-- PROBLEM TO SOLVE --
Scan the listing below and copy every line holding "this".

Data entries
begin
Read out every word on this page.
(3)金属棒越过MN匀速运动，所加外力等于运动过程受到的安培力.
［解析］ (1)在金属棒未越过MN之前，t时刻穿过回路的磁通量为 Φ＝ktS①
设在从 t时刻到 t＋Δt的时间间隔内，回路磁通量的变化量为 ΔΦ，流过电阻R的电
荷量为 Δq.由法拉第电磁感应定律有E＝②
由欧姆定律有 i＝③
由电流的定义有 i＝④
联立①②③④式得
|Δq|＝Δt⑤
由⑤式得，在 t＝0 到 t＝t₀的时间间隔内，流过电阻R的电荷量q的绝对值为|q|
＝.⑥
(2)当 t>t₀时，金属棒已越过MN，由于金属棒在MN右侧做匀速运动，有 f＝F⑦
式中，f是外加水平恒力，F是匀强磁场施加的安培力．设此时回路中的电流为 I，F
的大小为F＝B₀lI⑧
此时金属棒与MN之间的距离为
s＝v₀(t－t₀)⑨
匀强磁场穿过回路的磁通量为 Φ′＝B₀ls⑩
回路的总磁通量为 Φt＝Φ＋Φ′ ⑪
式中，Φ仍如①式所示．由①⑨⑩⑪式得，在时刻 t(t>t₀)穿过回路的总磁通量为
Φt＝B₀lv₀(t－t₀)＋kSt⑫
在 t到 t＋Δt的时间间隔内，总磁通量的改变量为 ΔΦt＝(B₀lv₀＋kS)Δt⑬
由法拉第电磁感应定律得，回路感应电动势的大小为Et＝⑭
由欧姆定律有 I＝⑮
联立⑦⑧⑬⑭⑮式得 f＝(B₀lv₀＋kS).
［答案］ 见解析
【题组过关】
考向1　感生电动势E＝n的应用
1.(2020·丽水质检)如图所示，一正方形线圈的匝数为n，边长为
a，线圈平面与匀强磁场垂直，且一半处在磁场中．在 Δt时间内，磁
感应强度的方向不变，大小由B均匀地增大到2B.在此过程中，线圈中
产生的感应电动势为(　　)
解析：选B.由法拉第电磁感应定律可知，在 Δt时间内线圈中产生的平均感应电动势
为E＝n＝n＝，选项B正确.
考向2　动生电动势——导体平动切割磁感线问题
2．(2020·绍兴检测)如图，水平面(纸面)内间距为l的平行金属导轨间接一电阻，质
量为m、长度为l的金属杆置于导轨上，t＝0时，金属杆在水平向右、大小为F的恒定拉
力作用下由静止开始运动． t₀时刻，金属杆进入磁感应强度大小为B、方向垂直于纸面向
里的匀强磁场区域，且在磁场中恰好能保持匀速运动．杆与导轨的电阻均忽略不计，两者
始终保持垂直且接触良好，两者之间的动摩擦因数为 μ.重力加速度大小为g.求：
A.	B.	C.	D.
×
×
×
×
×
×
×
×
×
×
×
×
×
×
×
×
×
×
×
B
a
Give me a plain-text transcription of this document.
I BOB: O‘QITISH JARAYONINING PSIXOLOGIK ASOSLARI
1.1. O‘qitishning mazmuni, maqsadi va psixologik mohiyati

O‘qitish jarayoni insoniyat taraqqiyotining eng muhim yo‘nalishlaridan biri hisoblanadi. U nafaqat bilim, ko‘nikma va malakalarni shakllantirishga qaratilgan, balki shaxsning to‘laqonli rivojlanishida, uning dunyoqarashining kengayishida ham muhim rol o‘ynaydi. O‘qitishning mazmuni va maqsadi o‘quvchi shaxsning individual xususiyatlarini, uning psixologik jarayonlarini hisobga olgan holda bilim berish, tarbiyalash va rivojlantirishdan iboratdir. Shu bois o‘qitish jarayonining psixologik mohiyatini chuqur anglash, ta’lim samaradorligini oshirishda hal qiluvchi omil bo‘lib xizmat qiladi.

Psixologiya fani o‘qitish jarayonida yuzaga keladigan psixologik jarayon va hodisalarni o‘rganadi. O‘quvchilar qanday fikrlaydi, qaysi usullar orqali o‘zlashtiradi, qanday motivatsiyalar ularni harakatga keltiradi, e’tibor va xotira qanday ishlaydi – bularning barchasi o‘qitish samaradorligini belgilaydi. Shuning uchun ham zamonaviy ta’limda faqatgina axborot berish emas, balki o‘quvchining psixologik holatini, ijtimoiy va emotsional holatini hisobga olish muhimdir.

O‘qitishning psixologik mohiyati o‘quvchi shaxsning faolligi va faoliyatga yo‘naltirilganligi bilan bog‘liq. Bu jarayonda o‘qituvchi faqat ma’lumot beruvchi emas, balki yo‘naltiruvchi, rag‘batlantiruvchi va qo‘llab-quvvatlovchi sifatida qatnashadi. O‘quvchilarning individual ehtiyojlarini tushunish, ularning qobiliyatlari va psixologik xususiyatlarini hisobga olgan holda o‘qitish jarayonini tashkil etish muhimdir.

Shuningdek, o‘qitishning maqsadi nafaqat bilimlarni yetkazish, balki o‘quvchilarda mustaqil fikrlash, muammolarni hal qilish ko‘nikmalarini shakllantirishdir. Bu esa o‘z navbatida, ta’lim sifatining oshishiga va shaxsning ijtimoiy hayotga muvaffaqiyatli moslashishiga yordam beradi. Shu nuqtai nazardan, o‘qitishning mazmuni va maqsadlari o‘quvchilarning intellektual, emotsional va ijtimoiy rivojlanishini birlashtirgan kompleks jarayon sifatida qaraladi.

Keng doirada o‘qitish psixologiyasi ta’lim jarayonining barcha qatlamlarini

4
end
-- THE RESPONSE --
Read out every word on this page.
Give me a plain-text transcription of this document.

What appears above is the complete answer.